§ **EXERCISE BRIEF**:
Only lines holding the word "zgony" should be copied from the material.

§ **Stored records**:

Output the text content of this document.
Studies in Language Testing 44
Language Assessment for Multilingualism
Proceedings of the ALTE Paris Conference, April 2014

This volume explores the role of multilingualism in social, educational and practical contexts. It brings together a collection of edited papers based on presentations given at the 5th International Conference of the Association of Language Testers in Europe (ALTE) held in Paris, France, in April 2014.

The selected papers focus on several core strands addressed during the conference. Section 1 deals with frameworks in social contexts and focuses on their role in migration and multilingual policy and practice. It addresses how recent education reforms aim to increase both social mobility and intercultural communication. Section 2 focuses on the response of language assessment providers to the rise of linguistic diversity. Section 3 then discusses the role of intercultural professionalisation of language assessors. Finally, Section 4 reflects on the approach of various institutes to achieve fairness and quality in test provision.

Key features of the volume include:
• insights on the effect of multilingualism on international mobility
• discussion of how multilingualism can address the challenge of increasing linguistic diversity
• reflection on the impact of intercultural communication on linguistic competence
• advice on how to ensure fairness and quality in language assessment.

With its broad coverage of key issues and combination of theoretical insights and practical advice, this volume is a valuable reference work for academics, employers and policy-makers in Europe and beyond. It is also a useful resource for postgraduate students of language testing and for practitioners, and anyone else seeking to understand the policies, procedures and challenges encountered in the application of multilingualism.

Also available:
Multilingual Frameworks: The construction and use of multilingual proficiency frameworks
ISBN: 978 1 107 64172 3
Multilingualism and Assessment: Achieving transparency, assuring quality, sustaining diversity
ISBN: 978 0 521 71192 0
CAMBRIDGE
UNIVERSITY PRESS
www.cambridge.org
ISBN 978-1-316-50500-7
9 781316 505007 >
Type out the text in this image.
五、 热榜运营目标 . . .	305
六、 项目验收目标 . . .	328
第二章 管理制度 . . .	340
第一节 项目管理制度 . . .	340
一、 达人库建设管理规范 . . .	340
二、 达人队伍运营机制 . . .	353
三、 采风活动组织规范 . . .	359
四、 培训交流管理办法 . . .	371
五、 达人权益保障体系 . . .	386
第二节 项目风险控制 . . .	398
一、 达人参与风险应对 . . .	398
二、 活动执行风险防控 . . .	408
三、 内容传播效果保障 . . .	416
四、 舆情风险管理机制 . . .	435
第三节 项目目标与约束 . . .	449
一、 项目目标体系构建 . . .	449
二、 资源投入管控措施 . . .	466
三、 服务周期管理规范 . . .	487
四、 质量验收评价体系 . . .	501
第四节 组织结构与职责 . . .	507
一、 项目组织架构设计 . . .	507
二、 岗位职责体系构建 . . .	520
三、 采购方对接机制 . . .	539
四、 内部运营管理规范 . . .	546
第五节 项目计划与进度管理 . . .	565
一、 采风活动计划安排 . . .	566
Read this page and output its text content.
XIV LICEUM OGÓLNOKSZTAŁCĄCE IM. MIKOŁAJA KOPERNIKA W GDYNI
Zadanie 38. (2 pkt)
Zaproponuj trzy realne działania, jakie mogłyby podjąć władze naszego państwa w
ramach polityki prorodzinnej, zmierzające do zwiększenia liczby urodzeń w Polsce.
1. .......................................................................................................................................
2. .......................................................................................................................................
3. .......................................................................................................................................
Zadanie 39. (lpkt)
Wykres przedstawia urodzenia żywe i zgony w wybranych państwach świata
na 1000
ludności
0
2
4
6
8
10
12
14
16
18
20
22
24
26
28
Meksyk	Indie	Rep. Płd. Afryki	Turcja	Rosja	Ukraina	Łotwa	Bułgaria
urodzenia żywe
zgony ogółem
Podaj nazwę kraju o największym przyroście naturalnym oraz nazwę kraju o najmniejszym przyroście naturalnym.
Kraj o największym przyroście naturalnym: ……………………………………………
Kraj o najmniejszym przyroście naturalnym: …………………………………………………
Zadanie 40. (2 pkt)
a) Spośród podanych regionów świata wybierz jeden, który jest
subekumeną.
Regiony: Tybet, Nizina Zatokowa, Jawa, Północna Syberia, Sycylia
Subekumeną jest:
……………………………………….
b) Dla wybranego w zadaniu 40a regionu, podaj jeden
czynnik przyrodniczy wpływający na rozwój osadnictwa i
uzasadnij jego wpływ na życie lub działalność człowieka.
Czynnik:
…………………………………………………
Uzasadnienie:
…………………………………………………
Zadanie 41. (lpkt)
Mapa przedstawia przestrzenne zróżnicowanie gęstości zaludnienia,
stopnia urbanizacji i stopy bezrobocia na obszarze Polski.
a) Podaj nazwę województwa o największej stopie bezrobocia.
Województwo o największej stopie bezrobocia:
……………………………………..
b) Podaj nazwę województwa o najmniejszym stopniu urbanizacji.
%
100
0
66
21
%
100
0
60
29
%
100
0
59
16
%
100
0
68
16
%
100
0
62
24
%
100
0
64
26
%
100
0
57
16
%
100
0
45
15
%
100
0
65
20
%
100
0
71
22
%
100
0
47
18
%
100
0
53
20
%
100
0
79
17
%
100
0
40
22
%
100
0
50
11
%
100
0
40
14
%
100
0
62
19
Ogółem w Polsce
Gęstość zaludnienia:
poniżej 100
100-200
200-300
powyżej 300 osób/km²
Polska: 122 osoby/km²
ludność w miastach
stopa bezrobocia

§ **WORKED SOLUTION**:
Wykres przedstawia urodzenia żywe i zgony w wybranych państwach świata
zgony ogółem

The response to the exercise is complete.